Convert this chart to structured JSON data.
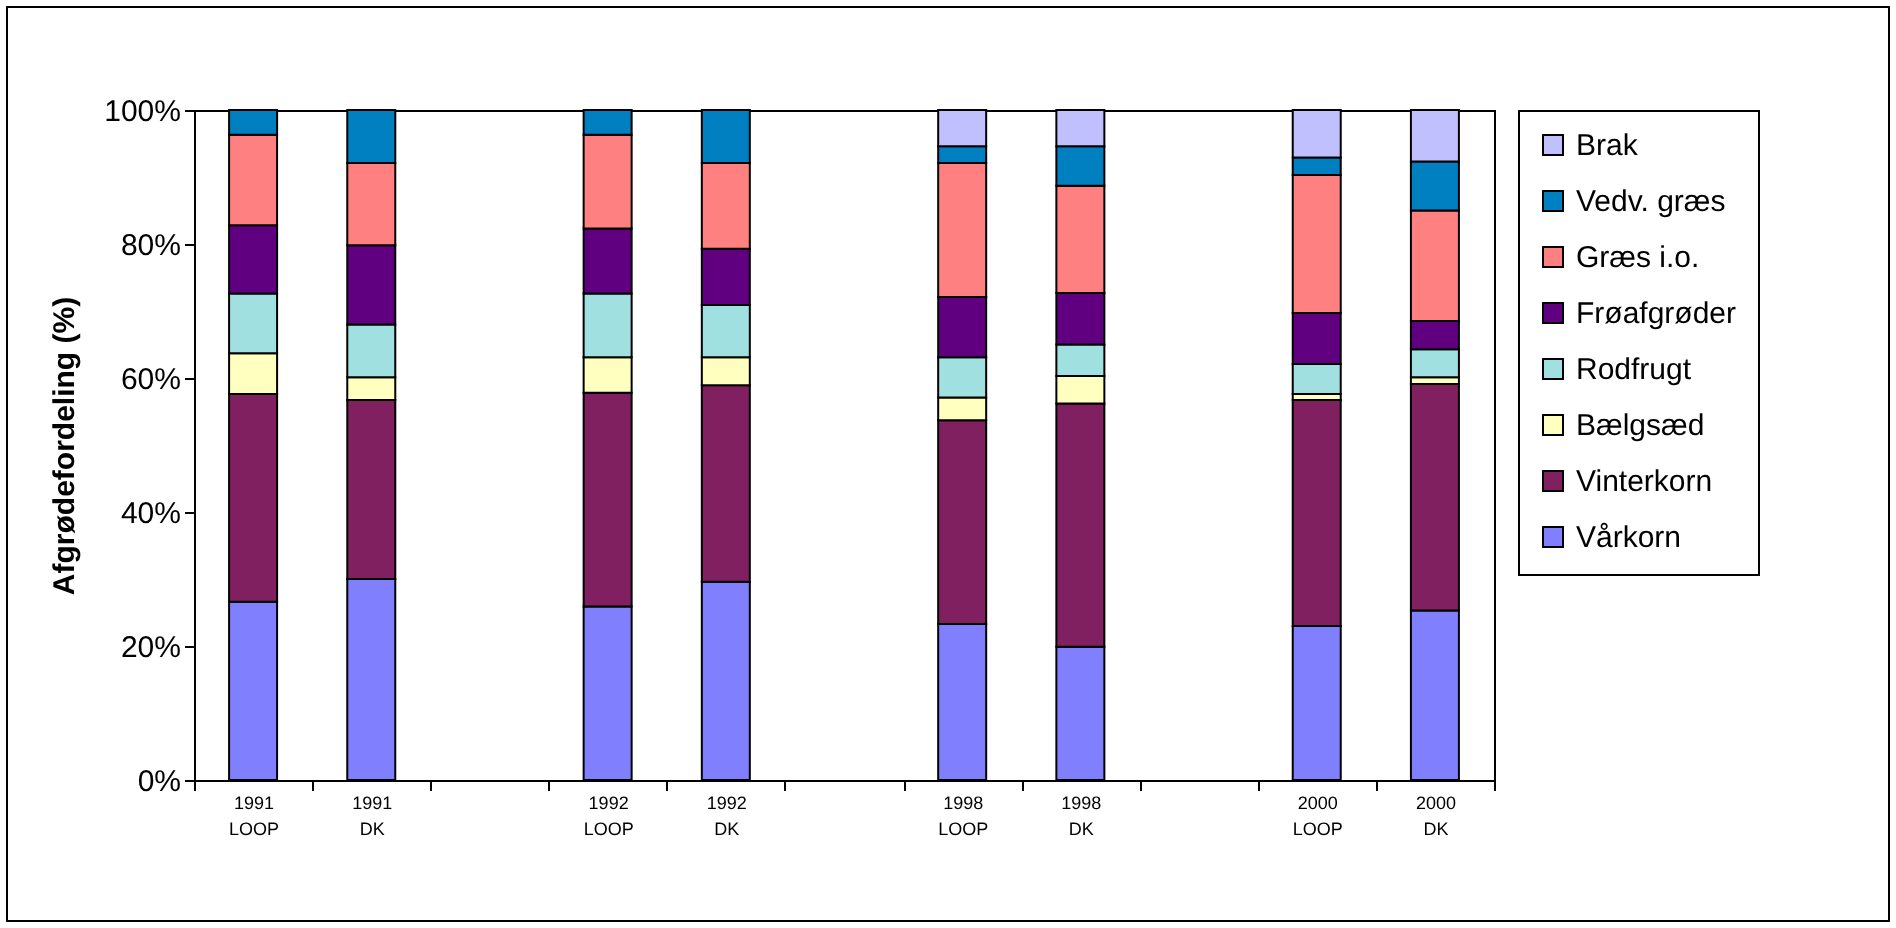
{
  "chart_data": {
    "type": "bar",
    "stacked": true,
    "ylabel": "Afgrødefordeling (%)",
    "categories": [
      "1991 LOOP",
      "1991 DK",
      null,
      "1992 LOOP",
      "1992 DK",
      null,
      "1998 LOOP",
      "1998 DK",
      null,
      "2000 LOOP",
      "2000 DK"
    ],
    "series": [
      {
        "name": "Vårkorn",
        "color": "#8080ff",
        "values": [
          26.6,
          30.0,
          null,
          25.9,
          29.6,
          null,
          23.3,
          19.9,
          null,
          23.0,
          25.3
        ]
      },
      {
        "name": "Vinterkorn",
        "color": "#802060",
        "values": [
          31.0,
          26.7,
          null,
          31.9,
          29.3,
          null,
          30.4,
          36.3,
          null,
          33.7,
          33.8
        ]
      },
      {
        "name": "Bælgsæd",
        "color": "#ffffc0",
        "values": [
          6.1,
          3.4,
          null,
          5.3,
          4.2,
          null,
          3.4,
          4.1,
          null,
          0.9,
          1.0
        ]
      },
      {
        "name": "Rodfrugt",
        "color": "#a0e0e0",
        "values": [
          8.9,
          7.9,
          null,
          9.5,
          7.8,
          null,
          6.0,
          4.7,
          null,
          4.5,
          4.2
        ]
      },
      {
        "name": "Frøafgrøder",
        "color": "#600080",
        "values": [
          10.2,
          11.8,
          null,
          9.7,
          8.4,
          null,
          9.0,
          7.7,
          null,
          7.6,
          4.2
        ]
      },
      {
        "name": "Græs i.o.",
        "color": "#ff8080",
        "values": [
          13.5,
          12.3,
          null,
          14.0,
          12.8,
          null,
          20.0,
          16.0,
          null,
          20.6,
          16.5
        ]
      },
      {
        "name": "Vedv. græs",
        "color": "#0080c0",
        "values": [
          3.7,
          7.9,
          null,
          3.7,
          7.9,
          null,
          2.5,
          5.9,
          null,
          2.6,
          7.3
        ]
      },
      {
        "name": "Brak",
        "color": "#c0c0ff",
        "values": [
          null,
          null,
          null,
          null,
          null,
          null,
          5.4,
          5.4,
          null,
          7.1,
          7.7
        ]
      }
    ],
    "ylim": [
      0,
      100
    ],
    "yticks": [
      {
        "value": 0,
        "label": "0%"
      },
      {
        "value": 20,
        "label": "20%"
      },
      {
        "value": 40,
        "label": "40%"
      },
      {
        "value": 60,
        "label": "60%"
      },
      {
        "value": 80,
        "label": "80%"
      },
      {
        "value": 100,
        "label": "100%"
      }
    ],
    "grid": false,
    "legend": "right"
  }
}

+ + + + + + +

Your job is to transcribe the entries above exactly; skip the pictures.

## [Task solution]
Convert this chart to structured JSON data.
{
  "chart_data": {
    "type": "bar",
    "stacked": true,
    "ylabel": "Afgrødefordeling (%)",
    "categories": [
      "1991 LOOP",
      "1991 DK",
      null,
      "1992 LOOP",
      "1992 DK",
      null,
      "1998 LOOP",
      "1998 DK",
      null,
      "2000 LOOP",
      "2000 DK"
    ],
    "series": [
      {
        "name": "Vårkorn",
        "color": "#8080ff",
        "values": [
          26.6,
          30.0,
          null,
          25.9,
          29.6,
          null,
          23.3,
          19.9,
          null,
          23.0,
          25.3
        ]
      },
      {
        "name": "Vinterkorn",
        "color": "#802060",
        "values": [
          31.0,
          26.7,
          null,
          31.9,
          29.3,
          null,
          30.4,
          36.3,
          null,
          33.7,
          33.8
        ]
      },
      {
        "name": "Bælgsæd",
        "color": "#ffffc0",
        "values": [
          6.1,
          3.4,
          null,
          5.3,
          4.2,
          null,
          3.4,
          4.1,
          null,
          0.9,
          1.0
        ]
      },
      {
        "name": "Rodfrugt",
        "color": "#a0e0e0",
        "values": [
          8.9,
          7.9,
          null,
          9.5,
          7.8,
          null,
          6.0,
          4.7,
          null,
          4.5,
          4.2
        ]
      },
      {
        "name": "Frøafgrøder",
        "color": "#600080",
        "values": [
          10.2,
          11.8,
          null,
          9.7,
          8.4,
          null,
          9.0,
          7.7,
          null,
          7.6,
          4.2
        ]
      },
      {
        "name": "Græs i.o.",
        "color": "#ff8080",
        "values": [
          13.5,
          12.3,
          null,
          14.0,
          12.8,
          null,
          20.0,
          16.0,
          null,
          20.6,
          16.5
        ]
      },
      {
        "name": "Vedv. græs",
        "color": "#0080c0",
        "values": [
          3.7,
          7.9,
          null,
          3.7,
          7.9,
          null,
          2.5,
          5.9,
          null,
          2.6,
          7.3
        ]
      },
      {
        "name": "Brak",
        "color": "#c0c0ff",
        "values": [
          null,
          null,
          null,
          null,
          null,
          null,
          5.4,
          5.4,
          null,
          7.1,
          7.7
        ]
      }
    ],
    "ylim": [
      0,
      100
    ],
    "yticks": [
      {
        "value": 0,
        "label": "0%"
      },
      {
        "value": 20,
        "label": "20%"
      },
      {
        "value": 40,
        "label": "40%"
      },
      {
        "value": 60,
        "label": "60%"
      },
      {
        "value": 80,
        "label": "80%"
      },
      {
        "value": 100,
        "label": "100%"
      }
    ],
    "grid": false,
    "legend": "right"
  }
}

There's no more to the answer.